## [Görev a]
Mutluluk üzerine metinden "İnsanın en doğal" ile "sözcüktür  heybelerindeki azık." arasındaki bölümü, iki uç dahil, harfi harfine yeniden yazın.

*** Kaynak metin

Mutluluk

 "Mutluluk, derin düşünmemekle ya da kafaya takmamakla mı elde edilir?

Ya da şöyle diyelim kafaya takmadan, dert etmeden elde edilen mutluluk sahici mutluluk mudur?

İnsanın en doğal ve soylu eylemidir üzülmek. Üzülen bir insanı garipsemeyin, böyle birini görünce, gizliden gizliye üzüntüsünden kendinize problemsiz ve ona da problemli sonucu çıkarmayın. 


Siz asıl üzülemeyen insanı garipseyin.


Üzülemeyen insanlara bakın. Bencilliklerinden dolayıdır aslında. Kendi mutluluğuna halel gelmesin diye gözüne ve kulağına çengel takmıştır. Suni ve sentetik bir iki sözcüktür  heybelerindeki azık.

******
*** Verilen bilgiler

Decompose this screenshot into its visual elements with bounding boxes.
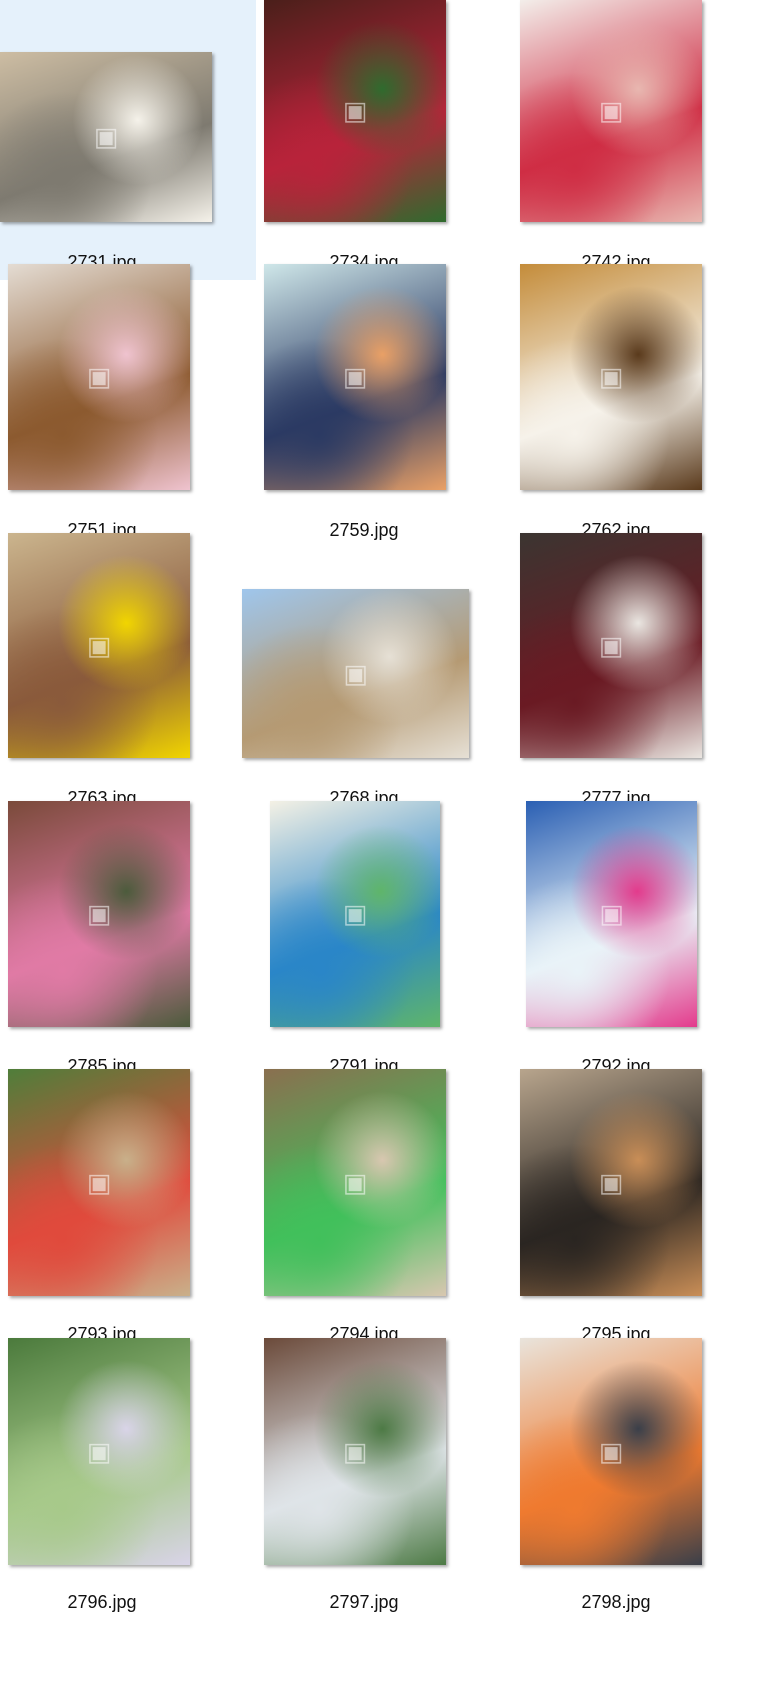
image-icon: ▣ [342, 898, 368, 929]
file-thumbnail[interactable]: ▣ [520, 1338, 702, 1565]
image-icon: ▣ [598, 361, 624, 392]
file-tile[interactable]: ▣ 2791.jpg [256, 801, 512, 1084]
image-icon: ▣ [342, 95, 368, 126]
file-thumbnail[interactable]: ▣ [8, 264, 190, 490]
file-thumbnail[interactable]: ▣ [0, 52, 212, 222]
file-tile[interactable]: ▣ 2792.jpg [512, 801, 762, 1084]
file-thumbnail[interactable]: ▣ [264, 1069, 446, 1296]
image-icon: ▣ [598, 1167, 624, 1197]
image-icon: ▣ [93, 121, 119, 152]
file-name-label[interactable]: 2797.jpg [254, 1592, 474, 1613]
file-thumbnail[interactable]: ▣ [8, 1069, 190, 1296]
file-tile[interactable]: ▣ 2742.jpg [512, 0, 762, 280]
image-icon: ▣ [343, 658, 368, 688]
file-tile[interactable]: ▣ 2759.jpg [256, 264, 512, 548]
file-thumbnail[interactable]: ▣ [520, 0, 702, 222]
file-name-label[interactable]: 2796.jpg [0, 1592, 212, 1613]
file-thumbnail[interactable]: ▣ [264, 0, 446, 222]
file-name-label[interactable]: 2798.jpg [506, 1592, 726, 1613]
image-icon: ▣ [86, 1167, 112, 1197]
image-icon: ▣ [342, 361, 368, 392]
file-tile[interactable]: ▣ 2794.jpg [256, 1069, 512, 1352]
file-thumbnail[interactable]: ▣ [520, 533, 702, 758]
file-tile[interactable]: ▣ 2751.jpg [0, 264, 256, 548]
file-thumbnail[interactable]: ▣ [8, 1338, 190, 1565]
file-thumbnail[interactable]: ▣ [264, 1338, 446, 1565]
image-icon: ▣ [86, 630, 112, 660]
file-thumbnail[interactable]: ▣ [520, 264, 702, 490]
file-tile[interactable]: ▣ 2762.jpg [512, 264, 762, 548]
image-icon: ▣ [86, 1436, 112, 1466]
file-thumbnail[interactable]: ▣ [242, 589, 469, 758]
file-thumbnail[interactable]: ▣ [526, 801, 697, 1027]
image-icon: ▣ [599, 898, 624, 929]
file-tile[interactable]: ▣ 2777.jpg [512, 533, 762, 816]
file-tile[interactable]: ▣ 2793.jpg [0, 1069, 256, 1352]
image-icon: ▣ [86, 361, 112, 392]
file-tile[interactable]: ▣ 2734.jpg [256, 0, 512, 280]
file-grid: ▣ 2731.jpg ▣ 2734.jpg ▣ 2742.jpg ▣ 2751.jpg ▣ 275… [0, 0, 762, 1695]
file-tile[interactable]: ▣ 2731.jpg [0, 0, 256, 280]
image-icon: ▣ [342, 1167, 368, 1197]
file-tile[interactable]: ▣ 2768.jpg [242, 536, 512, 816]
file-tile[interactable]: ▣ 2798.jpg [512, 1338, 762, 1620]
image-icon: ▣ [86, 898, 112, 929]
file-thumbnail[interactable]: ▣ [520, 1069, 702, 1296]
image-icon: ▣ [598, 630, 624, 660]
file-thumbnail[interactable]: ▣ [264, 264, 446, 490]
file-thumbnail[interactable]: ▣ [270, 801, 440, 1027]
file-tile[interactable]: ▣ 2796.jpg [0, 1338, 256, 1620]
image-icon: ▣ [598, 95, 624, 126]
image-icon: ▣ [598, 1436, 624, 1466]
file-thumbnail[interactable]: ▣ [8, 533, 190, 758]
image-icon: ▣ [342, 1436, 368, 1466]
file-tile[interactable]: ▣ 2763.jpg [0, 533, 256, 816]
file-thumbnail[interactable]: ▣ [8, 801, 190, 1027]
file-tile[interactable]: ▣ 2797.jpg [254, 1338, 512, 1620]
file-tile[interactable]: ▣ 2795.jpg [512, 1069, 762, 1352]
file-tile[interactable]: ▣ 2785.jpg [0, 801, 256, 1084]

******

## [Görev b]
Kayıtlarda "image-icon: ▣ [342, 898, 368, 929]" bulunan satırla "file-thumbnail[interactable]: ▣ [520, 264, 702, 490]" bulunan satır arasındaki satırları, iki satır da dahil olmak üzere, olduğu gibi tekrarlayın. Yalnızca bu satırları verin.

## [Son yanıt a]
İnsanın en doğal ve soylu eylemidir üzülmek. Üzülen bir insanı garipsemeyin, böyle birini görünce, gizliden gizliye üzüntüsünden kendinize problemsiz ve ona da problemli sonucu çıkarmayın. 


Siz asıl üzülemeyen insanı garipseyin.


Üzülemeyen insanlara bakın. Bencilliklerinden dolayıdır aslında. Kendi mutluluğuna halel gelmesin diye gözüne ve kulağına çengel takmıştır. Suni ve sentetik bir iki sözcüktür  heybelerindeki azık.

## [Son yanıt b]
image-icon: ▣ [342, 898, 368, 929]
file-thumbnail[interactable]: ▣ [520, 1338, 702, 1565]
image-icon: ▣ [598, 361, 624, 392]
file-tile[interactable]: ▣ 2791.jpg [256, 801, 512, 1084]
image-icon: ▣ [342, 95, 368, 126]
file-thumbnail[interactable]: ▣ [8, 264, 190, 490]
file-thumbnail[interactable]: ▣ [0, 52, 212, 222]
file-tile[interactable]: ▣ 2792.jpg [512, 801, 762, 1084]
file-thumbnail[interactable]: ▣ [264, 1069, 446, 1296]
image-icon: ▣ [598, 1167, 624, 1197]
image-icon: ▣ [93, 121, 119, 152]
file-name-label[interactable]: 2797.jpg [254, 1592, 474, 1613]
file-thumbnail[interactable]: ▣ [8, 1069, 190, 1296]
file-tile[interactable]: ▣ 2742.jpg [512, 0, 762, 280]
image-icon: ▣ [343, 658, 368, 688]
file-tile[interactable]: ▣ 2759.jpg [256, 264, 512, 548]
file-thumbnail[interactable]: ▣ [520, 0, 702, 222]
file-name-label[interactable]: 2796.jpg [0, 1592, 212, 1613]
file-thumbnail[interactable]: ▣ [264, 0, 446, 222]
file-name-label[interactable]: 2798.jpg [506, 1592, 726, 1613]
image-icon: ▣ [86, 1167, 112, 1197]
image-icon: ▣ [342, 361, 368, 392]
file-tile[interactable]: ▣ 2794.jpg [256, 1069, 512, 1352]
file-thumbnail[interactable]: ▣ [520, 533, 702, 758]
file-tile[interactable]: ▣ 2751.jpg [0, 264, 256, 548]
file-thumbnail[interactable]: ▣ [8, 1338, 190, 1565]
file-thumbnail[interactable]: ▣ [264, 1338, 446, 1565]
image-icon: ▣ [86, 630, 112, 660]
file-thumbnail[interactable]: ▣ [520, 264, 702, 490]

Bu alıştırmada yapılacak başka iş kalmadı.